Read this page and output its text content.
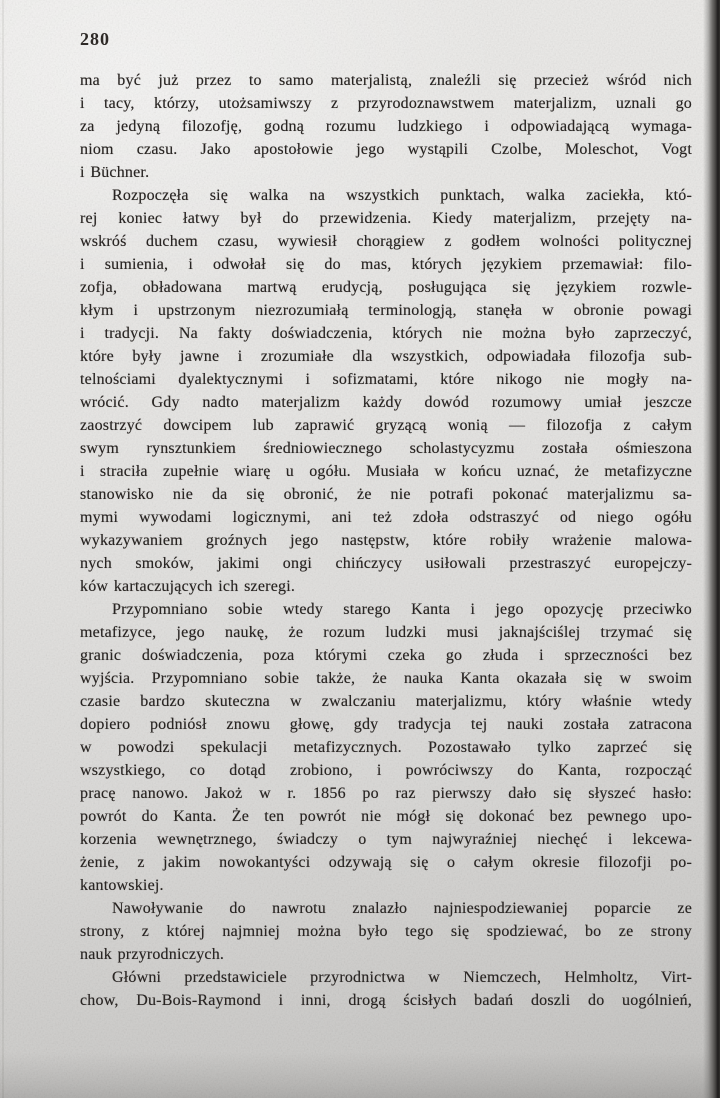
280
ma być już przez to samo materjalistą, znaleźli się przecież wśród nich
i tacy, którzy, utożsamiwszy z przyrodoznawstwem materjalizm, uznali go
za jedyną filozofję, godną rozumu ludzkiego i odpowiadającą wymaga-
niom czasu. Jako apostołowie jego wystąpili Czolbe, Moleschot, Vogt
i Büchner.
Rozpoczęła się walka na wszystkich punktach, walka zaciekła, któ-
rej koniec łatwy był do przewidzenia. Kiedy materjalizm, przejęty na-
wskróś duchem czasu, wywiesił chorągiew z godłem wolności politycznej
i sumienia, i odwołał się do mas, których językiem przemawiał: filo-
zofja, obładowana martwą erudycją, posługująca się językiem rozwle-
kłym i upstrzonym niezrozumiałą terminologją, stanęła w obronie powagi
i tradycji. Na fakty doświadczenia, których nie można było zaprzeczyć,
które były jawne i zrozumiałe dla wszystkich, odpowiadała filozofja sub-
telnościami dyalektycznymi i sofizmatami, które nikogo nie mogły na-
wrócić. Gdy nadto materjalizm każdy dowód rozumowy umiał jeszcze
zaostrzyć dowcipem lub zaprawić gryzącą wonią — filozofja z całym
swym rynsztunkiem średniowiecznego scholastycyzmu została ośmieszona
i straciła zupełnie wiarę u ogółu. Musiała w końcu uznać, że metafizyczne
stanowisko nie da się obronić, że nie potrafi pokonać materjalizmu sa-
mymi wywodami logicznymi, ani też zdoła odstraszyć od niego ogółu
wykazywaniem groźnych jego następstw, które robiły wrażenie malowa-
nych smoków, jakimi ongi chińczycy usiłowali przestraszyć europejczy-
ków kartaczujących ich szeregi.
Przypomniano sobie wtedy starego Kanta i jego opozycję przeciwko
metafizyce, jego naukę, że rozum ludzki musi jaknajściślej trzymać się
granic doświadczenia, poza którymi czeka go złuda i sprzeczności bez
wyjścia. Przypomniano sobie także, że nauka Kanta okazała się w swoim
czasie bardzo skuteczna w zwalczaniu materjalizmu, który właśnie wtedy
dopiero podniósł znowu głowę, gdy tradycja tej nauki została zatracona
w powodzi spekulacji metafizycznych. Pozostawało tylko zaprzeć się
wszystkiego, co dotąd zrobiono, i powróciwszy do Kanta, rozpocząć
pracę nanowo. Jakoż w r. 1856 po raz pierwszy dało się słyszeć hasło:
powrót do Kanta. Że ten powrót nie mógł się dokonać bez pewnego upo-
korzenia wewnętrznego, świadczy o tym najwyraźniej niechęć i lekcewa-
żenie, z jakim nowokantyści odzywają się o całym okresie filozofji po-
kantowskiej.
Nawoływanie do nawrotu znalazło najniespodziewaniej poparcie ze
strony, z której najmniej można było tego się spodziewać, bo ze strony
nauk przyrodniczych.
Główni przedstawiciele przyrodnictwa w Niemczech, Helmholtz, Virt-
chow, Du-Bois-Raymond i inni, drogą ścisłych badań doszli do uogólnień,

= = = = = = =

→ PROBLEM TO WORK ON
Pull out every line containing "językiem".

→ THE ANSWER
i sumienia, i odwołał się do mas, których językiem przemawiał: filo-
zofja, obładowana martwą erudycją, posługująca się językiem rozwle-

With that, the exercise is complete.